§ **RECORD SET**:

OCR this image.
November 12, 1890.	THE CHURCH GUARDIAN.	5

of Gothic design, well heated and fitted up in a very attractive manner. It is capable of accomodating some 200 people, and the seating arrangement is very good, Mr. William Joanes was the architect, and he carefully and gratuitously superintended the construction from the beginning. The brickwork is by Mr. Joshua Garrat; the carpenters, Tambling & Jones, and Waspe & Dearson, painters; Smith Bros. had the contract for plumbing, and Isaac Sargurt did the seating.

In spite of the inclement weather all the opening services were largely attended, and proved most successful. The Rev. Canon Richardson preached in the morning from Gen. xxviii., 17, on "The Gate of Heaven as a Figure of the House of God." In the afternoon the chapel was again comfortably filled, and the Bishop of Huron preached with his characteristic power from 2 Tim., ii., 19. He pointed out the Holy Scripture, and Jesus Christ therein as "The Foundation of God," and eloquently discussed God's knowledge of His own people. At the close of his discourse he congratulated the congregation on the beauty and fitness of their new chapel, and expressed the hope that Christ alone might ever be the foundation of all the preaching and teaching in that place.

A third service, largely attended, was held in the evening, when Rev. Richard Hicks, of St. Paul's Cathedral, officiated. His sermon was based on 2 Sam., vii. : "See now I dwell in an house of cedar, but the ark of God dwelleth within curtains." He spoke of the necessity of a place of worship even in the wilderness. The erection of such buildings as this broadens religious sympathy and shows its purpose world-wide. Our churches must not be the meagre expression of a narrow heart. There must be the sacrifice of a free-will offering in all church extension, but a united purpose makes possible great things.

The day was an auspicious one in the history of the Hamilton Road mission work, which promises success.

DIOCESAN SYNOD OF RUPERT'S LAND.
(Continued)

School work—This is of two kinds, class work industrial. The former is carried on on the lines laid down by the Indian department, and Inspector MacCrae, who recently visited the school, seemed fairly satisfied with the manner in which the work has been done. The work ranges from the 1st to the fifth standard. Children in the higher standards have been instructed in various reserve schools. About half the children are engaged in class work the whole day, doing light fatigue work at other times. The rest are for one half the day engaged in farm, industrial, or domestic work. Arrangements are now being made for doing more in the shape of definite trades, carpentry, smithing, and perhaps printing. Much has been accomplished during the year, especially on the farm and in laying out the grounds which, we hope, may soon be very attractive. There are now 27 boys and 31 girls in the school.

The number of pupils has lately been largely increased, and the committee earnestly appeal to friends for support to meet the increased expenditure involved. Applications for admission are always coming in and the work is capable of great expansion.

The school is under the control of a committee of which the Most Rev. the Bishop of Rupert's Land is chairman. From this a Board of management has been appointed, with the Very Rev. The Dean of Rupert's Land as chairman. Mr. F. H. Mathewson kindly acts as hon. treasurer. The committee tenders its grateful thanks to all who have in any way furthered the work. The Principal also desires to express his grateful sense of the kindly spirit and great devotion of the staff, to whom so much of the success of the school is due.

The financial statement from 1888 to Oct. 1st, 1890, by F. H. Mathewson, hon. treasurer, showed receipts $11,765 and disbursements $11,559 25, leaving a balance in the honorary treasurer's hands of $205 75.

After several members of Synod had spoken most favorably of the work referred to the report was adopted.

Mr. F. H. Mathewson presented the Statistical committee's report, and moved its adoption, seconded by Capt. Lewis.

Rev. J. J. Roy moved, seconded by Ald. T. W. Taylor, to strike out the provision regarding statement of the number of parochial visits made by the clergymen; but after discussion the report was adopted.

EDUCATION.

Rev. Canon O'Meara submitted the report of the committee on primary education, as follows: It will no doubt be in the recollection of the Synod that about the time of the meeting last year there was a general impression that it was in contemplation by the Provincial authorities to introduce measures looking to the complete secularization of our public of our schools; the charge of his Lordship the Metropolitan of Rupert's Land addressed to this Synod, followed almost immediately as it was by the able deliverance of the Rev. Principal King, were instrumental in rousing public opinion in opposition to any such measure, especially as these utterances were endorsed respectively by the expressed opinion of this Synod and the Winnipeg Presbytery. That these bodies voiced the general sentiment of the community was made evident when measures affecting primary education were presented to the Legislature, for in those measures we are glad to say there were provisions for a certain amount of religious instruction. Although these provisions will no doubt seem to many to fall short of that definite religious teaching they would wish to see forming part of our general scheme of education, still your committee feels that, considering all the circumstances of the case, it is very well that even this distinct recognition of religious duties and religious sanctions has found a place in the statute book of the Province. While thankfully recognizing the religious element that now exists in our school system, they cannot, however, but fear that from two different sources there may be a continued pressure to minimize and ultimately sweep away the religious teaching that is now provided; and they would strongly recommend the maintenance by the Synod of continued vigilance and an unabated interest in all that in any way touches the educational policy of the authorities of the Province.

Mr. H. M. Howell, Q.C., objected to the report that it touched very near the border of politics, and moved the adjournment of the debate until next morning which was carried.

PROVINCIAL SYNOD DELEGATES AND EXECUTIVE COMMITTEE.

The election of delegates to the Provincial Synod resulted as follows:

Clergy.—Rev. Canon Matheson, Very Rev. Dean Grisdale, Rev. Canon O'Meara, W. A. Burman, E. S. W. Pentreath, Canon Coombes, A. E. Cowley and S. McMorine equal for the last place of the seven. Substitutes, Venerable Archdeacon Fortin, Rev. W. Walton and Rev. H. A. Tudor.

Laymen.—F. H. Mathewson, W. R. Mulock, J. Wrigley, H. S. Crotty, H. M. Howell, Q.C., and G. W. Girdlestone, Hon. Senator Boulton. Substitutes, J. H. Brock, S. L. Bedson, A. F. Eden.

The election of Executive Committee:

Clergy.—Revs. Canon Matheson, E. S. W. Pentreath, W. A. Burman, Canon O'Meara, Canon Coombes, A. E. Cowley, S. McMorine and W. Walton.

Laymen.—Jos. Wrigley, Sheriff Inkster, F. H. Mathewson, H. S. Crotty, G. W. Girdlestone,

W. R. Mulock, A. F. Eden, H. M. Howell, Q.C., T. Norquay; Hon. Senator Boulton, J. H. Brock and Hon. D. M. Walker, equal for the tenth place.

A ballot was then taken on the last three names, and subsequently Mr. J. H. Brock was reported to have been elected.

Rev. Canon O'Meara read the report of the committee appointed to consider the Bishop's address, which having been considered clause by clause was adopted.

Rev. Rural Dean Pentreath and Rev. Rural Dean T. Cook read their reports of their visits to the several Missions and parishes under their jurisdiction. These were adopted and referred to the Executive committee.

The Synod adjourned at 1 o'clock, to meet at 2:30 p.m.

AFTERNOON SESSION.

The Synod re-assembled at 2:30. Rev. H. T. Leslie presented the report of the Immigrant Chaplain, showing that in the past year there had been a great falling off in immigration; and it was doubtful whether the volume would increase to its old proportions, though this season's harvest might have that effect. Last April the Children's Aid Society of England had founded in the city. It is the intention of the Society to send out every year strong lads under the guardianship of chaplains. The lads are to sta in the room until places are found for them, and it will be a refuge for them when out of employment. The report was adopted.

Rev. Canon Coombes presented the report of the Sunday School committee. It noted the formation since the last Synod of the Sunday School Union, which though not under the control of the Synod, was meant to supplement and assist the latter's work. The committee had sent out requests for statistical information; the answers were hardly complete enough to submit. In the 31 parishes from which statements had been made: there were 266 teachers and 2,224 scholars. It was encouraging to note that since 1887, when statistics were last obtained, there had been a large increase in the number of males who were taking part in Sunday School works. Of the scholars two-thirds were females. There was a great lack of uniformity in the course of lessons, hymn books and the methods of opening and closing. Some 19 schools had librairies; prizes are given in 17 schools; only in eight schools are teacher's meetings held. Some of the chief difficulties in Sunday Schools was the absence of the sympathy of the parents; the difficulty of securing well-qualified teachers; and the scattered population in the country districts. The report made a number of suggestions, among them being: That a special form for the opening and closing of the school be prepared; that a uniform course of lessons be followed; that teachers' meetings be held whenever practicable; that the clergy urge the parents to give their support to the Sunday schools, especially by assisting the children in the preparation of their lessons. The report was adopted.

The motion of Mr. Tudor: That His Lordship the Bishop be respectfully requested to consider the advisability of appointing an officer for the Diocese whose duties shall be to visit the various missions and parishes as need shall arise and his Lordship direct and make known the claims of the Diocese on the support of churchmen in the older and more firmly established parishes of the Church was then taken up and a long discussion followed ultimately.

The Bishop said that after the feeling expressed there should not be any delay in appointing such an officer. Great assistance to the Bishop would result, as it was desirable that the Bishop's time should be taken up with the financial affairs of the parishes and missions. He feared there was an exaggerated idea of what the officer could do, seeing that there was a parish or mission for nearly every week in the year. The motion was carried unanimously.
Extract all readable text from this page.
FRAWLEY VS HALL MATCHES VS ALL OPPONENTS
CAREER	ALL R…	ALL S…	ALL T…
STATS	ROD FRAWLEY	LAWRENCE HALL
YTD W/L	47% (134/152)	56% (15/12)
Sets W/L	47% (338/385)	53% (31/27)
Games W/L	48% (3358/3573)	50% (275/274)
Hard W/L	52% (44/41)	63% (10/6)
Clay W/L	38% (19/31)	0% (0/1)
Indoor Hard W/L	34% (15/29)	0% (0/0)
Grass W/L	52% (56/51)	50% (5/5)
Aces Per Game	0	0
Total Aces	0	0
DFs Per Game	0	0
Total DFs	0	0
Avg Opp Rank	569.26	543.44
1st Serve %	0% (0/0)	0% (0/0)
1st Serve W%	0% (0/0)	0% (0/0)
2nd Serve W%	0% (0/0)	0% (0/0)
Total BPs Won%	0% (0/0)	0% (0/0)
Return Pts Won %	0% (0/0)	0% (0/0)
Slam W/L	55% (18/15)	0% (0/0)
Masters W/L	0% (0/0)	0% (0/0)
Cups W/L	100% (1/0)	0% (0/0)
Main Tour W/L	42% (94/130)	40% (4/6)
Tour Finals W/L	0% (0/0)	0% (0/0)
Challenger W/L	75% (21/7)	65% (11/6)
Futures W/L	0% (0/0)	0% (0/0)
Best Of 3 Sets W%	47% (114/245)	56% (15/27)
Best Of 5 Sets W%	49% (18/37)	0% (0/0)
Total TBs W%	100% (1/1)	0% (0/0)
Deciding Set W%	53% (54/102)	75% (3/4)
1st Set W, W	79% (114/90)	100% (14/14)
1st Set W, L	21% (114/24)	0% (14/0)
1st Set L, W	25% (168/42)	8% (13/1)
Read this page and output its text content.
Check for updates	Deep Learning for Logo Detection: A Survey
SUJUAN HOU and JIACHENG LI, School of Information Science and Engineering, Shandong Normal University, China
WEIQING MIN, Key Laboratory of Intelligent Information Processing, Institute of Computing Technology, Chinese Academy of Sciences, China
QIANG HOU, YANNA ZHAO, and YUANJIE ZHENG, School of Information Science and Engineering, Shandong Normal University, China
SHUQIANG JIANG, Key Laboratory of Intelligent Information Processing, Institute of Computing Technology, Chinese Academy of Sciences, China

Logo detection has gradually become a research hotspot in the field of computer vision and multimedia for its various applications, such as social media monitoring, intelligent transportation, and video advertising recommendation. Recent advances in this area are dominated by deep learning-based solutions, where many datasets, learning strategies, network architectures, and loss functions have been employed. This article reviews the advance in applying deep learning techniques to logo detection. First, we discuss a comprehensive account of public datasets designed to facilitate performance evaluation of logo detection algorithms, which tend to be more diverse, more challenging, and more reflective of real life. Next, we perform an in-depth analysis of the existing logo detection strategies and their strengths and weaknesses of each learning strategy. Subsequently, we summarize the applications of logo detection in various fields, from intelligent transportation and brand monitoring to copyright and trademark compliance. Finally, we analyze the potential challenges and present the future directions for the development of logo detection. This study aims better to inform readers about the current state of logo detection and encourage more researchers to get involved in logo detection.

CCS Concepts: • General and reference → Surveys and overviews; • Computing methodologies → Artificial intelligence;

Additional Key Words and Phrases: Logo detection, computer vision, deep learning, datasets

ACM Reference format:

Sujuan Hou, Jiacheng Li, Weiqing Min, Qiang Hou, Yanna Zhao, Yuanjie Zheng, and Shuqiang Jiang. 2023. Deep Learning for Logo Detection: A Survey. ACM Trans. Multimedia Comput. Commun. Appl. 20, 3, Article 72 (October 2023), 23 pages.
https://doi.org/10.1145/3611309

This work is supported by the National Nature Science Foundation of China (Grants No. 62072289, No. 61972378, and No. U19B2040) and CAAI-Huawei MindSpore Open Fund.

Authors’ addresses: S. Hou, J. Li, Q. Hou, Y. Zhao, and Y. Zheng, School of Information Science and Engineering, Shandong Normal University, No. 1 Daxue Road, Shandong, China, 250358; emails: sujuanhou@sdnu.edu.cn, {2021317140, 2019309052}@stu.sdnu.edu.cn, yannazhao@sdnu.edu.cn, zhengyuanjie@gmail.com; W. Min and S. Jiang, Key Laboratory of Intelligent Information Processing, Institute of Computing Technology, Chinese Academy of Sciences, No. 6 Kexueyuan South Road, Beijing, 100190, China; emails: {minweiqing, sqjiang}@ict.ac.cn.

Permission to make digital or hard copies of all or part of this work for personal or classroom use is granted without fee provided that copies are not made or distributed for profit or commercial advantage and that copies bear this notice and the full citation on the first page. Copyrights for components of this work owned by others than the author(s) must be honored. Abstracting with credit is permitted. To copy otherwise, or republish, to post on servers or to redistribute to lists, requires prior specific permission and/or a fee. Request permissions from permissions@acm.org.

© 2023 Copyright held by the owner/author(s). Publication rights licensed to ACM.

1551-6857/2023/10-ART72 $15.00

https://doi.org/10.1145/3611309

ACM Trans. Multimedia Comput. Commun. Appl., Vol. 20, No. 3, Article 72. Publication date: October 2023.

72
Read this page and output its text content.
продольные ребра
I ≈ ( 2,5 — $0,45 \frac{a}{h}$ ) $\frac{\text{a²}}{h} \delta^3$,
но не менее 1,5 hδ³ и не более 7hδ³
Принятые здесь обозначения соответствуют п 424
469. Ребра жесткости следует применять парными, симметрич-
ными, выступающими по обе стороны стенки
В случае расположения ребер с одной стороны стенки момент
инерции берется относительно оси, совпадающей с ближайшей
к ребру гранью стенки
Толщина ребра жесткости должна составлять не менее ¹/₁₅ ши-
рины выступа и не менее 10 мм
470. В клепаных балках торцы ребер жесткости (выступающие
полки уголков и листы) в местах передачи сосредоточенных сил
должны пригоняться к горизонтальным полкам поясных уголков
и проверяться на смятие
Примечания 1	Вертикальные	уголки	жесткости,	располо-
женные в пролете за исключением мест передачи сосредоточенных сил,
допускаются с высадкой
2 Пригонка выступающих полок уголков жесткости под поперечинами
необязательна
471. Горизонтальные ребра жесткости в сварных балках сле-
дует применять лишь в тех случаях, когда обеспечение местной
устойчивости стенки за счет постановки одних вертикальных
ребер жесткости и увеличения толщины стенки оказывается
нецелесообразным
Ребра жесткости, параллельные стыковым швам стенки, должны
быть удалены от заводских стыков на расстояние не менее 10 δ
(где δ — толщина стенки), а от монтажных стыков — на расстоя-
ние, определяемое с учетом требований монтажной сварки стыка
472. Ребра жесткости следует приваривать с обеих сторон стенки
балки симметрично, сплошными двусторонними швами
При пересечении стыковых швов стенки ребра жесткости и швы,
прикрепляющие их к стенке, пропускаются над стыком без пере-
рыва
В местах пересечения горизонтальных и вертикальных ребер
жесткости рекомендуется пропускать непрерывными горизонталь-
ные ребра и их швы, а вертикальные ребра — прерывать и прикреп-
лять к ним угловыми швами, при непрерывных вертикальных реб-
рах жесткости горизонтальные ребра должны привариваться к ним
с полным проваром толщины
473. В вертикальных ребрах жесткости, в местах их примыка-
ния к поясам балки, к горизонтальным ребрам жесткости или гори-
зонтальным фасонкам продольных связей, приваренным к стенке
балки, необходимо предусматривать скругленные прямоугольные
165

§ **TASK OBJECTIVE**: From the data above, copy each line where the string "применять" appears.

§ **RESPONSE**:
469. Ребра жесткости следует применять парными, симметрич-
дует применять лишь в тех случаях, когда обеспечение местной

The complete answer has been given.